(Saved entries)

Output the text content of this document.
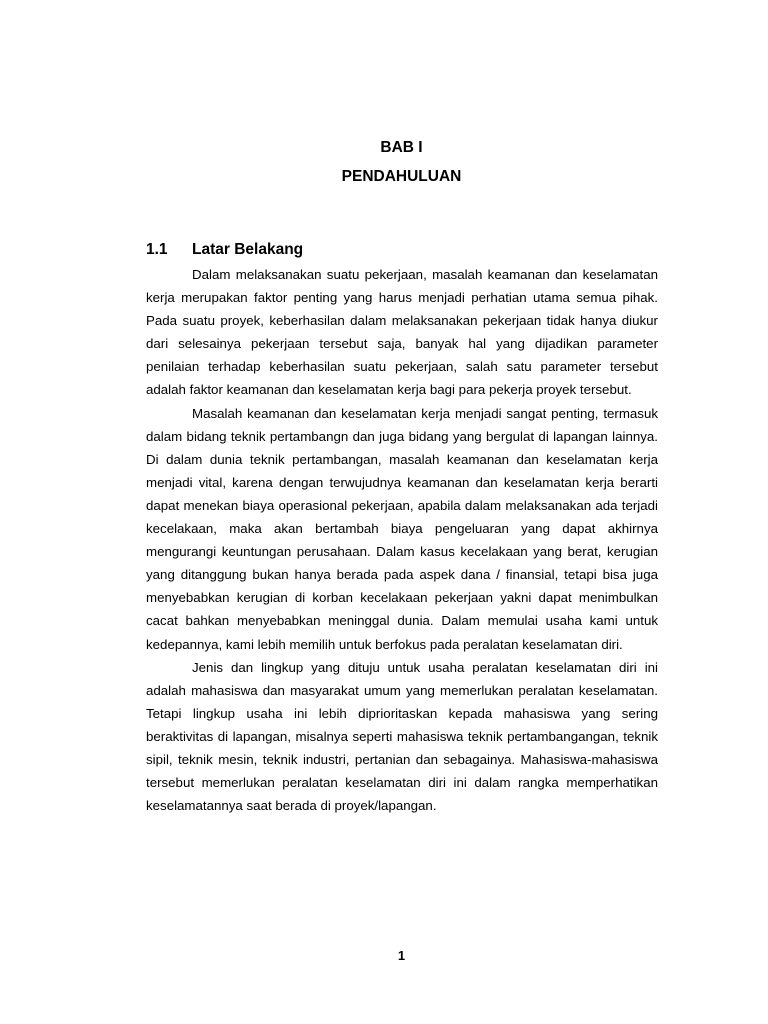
BAB I
PENDAHULUAN
1.1 Latar Belakang

Dalam melaksanakan suatu pekerjaan, masalah keamanan dan keselamatan kerja merupakan faktor penting yang harus menjadi perhatian utama semua pihak. Pada suatu proyek, keberhasilan dalam melaksanakan pekerjaan tidak hanya diukur dari selesainya pekerjaan tersebut saja, banyak hal yang dijadikan parameter penilaian terhadap keberhasilan suatu pekerjaan, salah satu parameter tersebut adalah faktor keamanan dan keselamatan kerja bagi para pekerja proyek tersebut.

Masalah keamanan dan keselamatan kerja menjadi sangat penting, termasuk dalam bidang teknik pertambangn dan juga bidang yang bergulat di lapangan lainnya. Di dalam dunia teknik pertambangan, masalah keamanan dan keselamatan kerja menjadi vital, karena dengan terwujudnya keamanan dan keselamatan kerja berarti dapat menekan biaya operasional pekerjaan, apabila dalam melaksanakan ada terjadi kecelakaan, maka akan bertambah biaya pengeluaran yang dapat akhirnya mengurangi keuntungan perusahaan. Dalam kasus kecelakaan yang berat, kerugian yang ditanggung bukan hanya berada pada aspek dana / finansial, tetapi bisa juga menyebabkan kerugian di korban kecelakaan pekerjaan yakni dapat menimbulkan cacat bahkan menyebabkan meninggal dunia. Dalam memulai usaha kami untuk kedepannya, kami lebih memilih untuk berfokus pada peralatan keselamatan diri.

Jenis dan lingkup yang dituju untuk usaha peralatan keselamatan diri ini adalah mahasiswa dan masyarakat umum yang memerlukan peralatan keselamatan. Tetapi lingkup usaha ini lebih diprioritaskan kepada mahasiswa yang sering beraktivitas di lapangan, misalnya seperti mahasiswa teknik pertambangangan, teknik sipil, teknik mesin, teknik industri, pertanian dan sebagainya. Mahasiswa-mahasiswa tersebut memerlukan peralatan keselamatan diri ini dalam rangka memperhatikan keselamatannya saat berada di proyek/lapangan.

1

> **TO DO**: Transcribe the complete set of entries verbatim. No pictures belong in the copy.

> **FINAL RESULT**:
Output the text content of this document.
BAB I
PENDAHULUAN
1.1 Latar Belakang

Dalam melaksanakan suatu pekerjaan, masalah keamanan dan keselamatan kerja merupakan faktor penting yang harus menjadi perhatian utama semua pihak. Pada suatu proyek, keberhasilan dalam melaksanakan pekerjaan tidak hanya diukur dari selesainya pekerjaan tersebut saja, banyak hal yang dijadikan parameter penilaian terhadap keberhasilan suatu pekerjaan, salah satu parameter tersebut adalah faktor keamanan dan keselamatan kerja bagi para pekerja proyek tersebut.

Masalah keamanan dan keselamatan kerja menjadi sangat penting, termasuk dalam bidang teknik pertambangn dan juga bidang yang bergulat di lapangan lainnya. Di dalam dunia teknik pertambangan, masalah keamanan dan keselamatan kerja menjadi vital, karena dengan terwujudnya keamanan dan keselamatan kerja berarti dapat menekan biaya operasional pekerjaan, apabila dalam melaksanakan ada terjadi kecelakaan, maka akan bertambah biaya pengeluaran yang dapat akhirnya mengurangi keuntungan perusahaan. Dalam kasus kecelakaan yang berat, kerugian yang ditanggung bukan hanya berada pada aspek dana / finansial, tetapi bisa juga menyebabkan kerugian di korban kecelakaan pekerjaan yakni dapat menimbulkan cacat bahkan menyebabkan meninggal dunia. Dalam memulai usaha kami untuk kedepannya, kami lebih memilih untuk berfokus pada peralatan keselamatan diri.

Jenis dan lingkup yang dituju untuk usaha peralatan keselamatan diri ini adalah mahasiswa dan masyarakat umum yang memerlukan peralatan keselamatan. Tetapi lingkup usaha ini lebih diprioritaskan kepada mahasiswa yang sering beraktivitas di lapangan, misalnya seperti mahasiswa teknik pertambangangan, teknik sipil, teknik mesin, teknik industri, pertanian dan sebagainya. Mahasiswa-mahasiswa tersebut memerlukan peralatan keselamatan diri ini dalam rangka memperhatikan keselamatannya saat berada di proyek/lapangan.

1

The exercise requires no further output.